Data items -
• • • • •

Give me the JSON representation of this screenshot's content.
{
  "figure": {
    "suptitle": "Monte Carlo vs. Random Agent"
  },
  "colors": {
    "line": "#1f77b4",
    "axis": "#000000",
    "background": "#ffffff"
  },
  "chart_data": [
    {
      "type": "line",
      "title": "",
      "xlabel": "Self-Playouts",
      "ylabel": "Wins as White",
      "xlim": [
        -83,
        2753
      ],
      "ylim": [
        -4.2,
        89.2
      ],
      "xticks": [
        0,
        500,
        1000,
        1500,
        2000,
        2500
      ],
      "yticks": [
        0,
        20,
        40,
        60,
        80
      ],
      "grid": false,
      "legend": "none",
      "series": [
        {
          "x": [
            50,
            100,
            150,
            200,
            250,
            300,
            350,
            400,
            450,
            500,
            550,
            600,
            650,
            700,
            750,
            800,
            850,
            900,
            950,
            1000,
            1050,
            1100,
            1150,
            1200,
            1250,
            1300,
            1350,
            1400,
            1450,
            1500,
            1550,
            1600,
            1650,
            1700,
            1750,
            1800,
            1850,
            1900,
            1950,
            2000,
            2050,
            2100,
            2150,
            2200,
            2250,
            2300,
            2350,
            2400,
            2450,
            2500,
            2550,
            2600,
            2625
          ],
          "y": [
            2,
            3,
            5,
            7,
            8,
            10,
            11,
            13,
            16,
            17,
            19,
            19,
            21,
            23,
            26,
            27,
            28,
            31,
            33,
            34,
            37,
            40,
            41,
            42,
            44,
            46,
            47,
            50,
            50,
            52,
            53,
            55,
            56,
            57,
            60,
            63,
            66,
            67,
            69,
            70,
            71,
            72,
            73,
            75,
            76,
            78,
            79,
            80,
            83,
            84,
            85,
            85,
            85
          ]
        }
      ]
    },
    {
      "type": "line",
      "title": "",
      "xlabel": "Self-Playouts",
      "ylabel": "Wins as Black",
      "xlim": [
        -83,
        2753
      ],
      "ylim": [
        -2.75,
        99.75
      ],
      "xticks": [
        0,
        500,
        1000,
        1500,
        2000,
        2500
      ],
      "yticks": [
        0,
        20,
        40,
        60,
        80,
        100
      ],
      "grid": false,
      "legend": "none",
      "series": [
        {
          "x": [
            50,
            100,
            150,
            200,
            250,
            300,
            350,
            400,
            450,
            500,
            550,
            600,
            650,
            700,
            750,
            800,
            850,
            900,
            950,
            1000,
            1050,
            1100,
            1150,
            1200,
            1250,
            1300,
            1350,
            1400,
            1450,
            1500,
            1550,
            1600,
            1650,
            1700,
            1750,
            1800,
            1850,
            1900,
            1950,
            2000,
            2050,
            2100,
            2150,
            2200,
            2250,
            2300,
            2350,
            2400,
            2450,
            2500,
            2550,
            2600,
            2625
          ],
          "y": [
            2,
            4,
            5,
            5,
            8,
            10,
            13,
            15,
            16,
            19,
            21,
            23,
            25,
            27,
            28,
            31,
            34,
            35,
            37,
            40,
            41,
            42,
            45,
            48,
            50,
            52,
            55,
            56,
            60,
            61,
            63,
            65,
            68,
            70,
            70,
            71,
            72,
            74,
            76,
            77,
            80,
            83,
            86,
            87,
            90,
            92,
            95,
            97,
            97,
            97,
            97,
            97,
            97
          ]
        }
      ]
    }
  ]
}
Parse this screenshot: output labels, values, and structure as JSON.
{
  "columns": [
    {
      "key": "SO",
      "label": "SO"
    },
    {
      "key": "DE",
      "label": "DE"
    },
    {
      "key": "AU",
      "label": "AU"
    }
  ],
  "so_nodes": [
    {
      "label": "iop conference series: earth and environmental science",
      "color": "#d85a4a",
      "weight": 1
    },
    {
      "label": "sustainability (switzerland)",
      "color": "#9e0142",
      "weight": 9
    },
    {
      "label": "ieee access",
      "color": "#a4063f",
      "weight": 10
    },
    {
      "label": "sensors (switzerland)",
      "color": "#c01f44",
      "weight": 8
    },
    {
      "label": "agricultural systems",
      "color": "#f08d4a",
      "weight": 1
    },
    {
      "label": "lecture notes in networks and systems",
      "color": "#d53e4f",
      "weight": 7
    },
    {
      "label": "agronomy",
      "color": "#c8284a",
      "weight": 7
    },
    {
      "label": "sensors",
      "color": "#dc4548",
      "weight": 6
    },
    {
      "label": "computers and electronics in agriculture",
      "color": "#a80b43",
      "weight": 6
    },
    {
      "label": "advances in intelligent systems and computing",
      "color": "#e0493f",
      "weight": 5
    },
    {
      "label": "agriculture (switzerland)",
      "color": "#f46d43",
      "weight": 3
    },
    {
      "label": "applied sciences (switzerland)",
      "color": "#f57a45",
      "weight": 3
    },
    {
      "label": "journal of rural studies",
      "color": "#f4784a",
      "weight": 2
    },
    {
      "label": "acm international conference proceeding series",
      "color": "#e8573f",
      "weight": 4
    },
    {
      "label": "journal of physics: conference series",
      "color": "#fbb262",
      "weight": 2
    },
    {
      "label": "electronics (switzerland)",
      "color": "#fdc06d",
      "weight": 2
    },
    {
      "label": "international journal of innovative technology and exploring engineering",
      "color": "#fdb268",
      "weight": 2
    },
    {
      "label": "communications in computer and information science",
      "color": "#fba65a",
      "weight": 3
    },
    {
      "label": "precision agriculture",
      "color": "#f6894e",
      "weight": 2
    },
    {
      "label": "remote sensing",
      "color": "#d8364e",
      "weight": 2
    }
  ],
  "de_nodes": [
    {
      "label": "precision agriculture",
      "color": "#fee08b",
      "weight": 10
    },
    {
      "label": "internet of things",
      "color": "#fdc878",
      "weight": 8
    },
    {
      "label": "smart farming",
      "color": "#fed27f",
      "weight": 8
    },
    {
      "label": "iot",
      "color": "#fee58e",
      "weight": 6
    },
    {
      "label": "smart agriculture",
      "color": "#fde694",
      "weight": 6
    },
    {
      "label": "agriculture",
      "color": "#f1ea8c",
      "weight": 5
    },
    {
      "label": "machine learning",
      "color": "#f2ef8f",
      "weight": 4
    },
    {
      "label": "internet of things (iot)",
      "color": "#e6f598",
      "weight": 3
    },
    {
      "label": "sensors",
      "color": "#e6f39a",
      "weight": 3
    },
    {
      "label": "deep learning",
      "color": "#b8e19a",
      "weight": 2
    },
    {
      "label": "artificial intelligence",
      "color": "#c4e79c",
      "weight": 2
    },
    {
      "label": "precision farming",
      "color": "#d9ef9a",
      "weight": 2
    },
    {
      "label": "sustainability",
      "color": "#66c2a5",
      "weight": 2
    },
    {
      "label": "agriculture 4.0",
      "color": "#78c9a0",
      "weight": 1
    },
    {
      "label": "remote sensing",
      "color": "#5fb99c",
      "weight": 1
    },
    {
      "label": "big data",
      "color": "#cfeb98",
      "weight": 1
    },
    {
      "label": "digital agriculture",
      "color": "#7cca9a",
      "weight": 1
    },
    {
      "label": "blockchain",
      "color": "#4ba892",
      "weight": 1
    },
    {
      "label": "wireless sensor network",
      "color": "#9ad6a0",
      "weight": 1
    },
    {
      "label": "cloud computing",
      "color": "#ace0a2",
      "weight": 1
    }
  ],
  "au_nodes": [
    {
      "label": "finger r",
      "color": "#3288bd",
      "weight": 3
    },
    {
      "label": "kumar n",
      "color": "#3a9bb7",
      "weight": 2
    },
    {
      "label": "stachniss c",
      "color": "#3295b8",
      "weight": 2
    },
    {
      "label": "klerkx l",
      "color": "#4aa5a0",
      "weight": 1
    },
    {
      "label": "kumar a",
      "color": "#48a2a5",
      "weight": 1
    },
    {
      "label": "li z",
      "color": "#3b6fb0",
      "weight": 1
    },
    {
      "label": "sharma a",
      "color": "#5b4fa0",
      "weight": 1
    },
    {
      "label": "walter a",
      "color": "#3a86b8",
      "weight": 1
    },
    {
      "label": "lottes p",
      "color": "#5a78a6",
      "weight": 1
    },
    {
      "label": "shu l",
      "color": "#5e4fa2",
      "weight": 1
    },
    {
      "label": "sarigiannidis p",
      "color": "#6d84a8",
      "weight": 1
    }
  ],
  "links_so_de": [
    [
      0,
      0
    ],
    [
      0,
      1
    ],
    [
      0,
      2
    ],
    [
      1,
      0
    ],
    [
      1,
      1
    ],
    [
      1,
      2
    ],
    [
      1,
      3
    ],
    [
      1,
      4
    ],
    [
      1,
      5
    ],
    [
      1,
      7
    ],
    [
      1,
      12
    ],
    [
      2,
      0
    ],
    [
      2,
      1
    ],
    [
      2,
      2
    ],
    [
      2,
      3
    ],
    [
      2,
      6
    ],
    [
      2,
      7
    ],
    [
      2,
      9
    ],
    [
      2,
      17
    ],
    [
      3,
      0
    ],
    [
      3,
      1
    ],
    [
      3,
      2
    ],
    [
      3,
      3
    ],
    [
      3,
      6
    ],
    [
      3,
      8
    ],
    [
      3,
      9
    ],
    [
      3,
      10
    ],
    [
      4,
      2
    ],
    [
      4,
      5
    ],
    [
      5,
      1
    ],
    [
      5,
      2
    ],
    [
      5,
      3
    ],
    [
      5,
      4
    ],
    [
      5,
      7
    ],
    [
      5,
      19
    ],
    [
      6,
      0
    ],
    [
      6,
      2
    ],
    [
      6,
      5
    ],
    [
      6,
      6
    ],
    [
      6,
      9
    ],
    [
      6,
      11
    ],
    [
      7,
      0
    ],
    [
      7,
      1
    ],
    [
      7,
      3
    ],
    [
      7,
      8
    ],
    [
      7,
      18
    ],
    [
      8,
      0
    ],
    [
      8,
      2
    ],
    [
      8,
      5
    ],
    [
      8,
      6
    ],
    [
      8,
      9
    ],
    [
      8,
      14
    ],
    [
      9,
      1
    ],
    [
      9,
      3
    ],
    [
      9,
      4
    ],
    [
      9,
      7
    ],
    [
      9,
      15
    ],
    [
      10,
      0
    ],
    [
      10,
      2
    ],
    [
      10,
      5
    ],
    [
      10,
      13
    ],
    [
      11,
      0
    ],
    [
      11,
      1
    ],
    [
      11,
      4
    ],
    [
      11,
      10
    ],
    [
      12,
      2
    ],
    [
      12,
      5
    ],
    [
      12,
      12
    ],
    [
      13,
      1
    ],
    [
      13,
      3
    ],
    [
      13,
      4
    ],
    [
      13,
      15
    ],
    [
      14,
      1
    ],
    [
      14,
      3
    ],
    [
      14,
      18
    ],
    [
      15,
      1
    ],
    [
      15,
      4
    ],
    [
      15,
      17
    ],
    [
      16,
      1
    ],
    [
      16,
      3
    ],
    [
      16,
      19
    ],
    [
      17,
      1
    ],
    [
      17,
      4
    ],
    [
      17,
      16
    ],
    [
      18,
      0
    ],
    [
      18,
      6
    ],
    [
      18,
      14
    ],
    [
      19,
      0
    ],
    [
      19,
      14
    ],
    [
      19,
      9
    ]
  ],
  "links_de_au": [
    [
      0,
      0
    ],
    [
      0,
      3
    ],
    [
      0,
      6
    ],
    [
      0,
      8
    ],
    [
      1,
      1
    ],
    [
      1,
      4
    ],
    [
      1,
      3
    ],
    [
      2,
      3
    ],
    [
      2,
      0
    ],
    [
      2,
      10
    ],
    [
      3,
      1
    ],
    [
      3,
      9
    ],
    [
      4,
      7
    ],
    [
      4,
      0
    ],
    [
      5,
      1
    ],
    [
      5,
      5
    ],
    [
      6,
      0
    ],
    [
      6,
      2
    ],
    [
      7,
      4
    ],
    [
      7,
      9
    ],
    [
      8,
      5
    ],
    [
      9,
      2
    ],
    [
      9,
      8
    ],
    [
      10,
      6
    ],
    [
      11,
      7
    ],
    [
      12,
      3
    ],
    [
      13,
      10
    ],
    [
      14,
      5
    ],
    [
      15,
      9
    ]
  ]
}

• • • • •

What is expected -
From the entries above, list each line with "Wins" in it.

Task solution -
      "ylabel": "Wins as White",
      "ylabel": "Wins as Black",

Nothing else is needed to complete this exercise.